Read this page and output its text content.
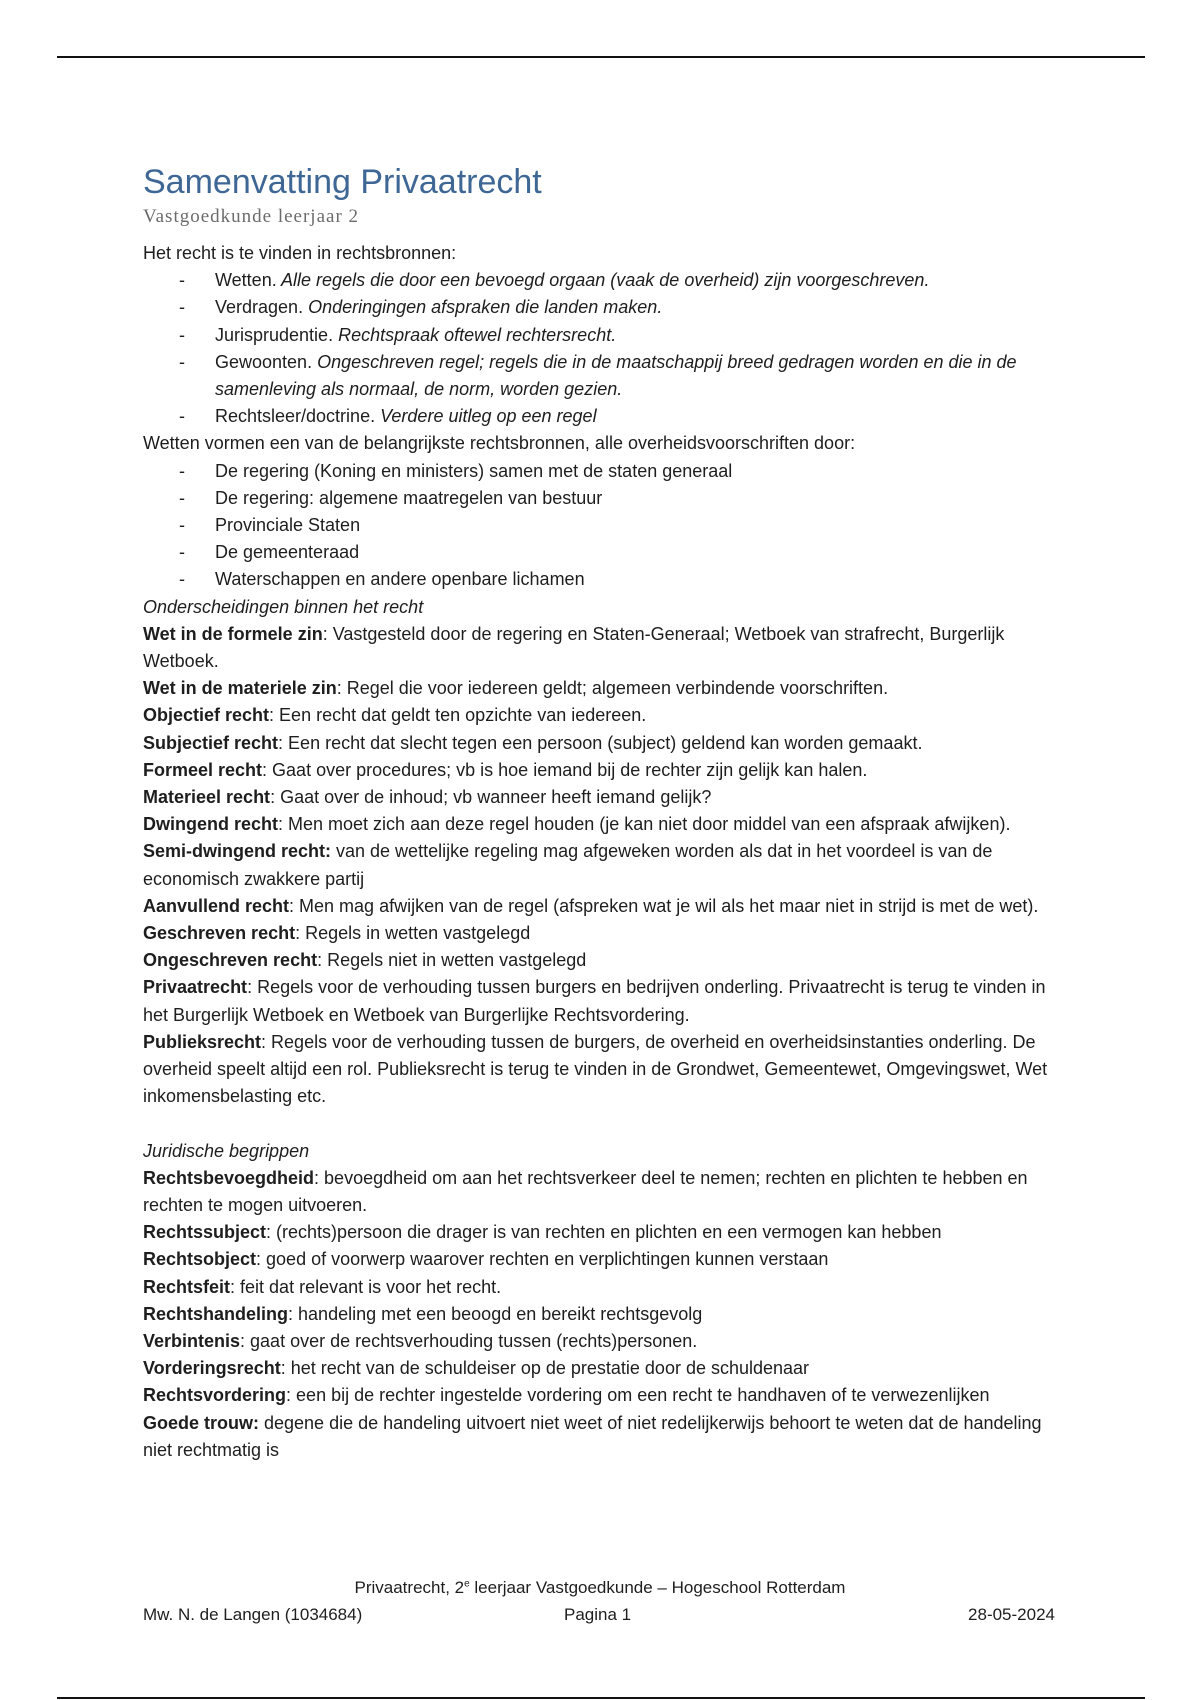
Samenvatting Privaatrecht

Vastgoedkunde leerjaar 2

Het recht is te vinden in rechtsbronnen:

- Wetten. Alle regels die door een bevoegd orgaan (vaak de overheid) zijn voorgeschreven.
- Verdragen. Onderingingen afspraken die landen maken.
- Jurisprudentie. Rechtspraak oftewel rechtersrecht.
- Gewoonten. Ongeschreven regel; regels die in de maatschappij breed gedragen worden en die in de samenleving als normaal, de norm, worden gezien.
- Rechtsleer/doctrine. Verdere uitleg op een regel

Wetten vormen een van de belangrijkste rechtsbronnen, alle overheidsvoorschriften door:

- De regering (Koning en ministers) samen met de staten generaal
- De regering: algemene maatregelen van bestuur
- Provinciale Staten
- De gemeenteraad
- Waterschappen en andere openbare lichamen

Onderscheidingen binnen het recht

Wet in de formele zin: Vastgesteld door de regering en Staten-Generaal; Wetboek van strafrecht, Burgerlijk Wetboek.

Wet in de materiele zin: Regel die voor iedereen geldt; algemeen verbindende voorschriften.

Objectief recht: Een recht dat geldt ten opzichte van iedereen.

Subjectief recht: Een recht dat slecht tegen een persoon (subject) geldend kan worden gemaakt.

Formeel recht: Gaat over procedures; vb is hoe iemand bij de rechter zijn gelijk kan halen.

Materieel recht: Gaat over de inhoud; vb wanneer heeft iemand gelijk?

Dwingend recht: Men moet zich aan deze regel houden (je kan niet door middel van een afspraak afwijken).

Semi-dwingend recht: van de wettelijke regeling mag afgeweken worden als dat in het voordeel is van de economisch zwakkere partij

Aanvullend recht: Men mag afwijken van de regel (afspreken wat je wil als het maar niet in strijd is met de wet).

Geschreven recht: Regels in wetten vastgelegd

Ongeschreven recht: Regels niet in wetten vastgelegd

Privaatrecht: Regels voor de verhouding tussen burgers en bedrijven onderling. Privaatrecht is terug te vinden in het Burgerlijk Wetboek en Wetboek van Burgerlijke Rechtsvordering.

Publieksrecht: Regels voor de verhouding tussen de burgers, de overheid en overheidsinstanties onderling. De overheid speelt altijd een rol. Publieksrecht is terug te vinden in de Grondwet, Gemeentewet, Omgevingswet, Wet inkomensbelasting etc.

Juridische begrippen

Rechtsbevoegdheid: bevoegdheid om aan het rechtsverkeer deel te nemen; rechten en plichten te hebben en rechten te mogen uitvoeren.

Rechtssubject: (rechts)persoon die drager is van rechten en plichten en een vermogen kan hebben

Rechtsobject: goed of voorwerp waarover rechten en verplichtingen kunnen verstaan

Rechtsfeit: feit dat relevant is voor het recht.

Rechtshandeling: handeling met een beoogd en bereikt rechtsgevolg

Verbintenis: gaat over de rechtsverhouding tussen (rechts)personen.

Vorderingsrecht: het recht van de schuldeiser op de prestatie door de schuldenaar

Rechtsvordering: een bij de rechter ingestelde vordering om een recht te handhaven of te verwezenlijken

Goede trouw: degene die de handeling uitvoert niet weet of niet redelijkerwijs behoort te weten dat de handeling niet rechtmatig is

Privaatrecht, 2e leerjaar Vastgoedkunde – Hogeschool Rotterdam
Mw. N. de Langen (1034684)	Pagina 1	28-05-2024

...

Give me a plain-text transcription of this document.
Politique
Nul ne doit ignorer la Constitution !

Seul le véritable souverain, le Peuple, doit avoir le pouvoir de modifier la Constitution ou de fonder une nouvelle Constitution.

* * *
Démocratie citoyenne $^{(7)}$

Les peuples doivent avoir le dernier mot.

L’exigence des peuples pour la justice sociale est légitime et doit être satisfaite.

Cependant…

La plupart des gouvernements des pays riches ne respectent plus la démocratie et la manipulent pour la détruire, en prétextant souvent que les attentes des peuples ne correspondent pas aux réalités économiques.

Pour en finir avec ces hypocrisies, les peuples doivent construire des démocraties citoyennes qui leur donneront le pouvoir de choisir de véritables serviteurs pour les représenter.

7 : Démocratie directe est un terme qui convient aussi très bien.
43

- EXERCISE INSTRUCTIONS
Count the lines of the material that include the word "rechtsbronnen", then report only the total.

- EXERCISE RESPONSE
2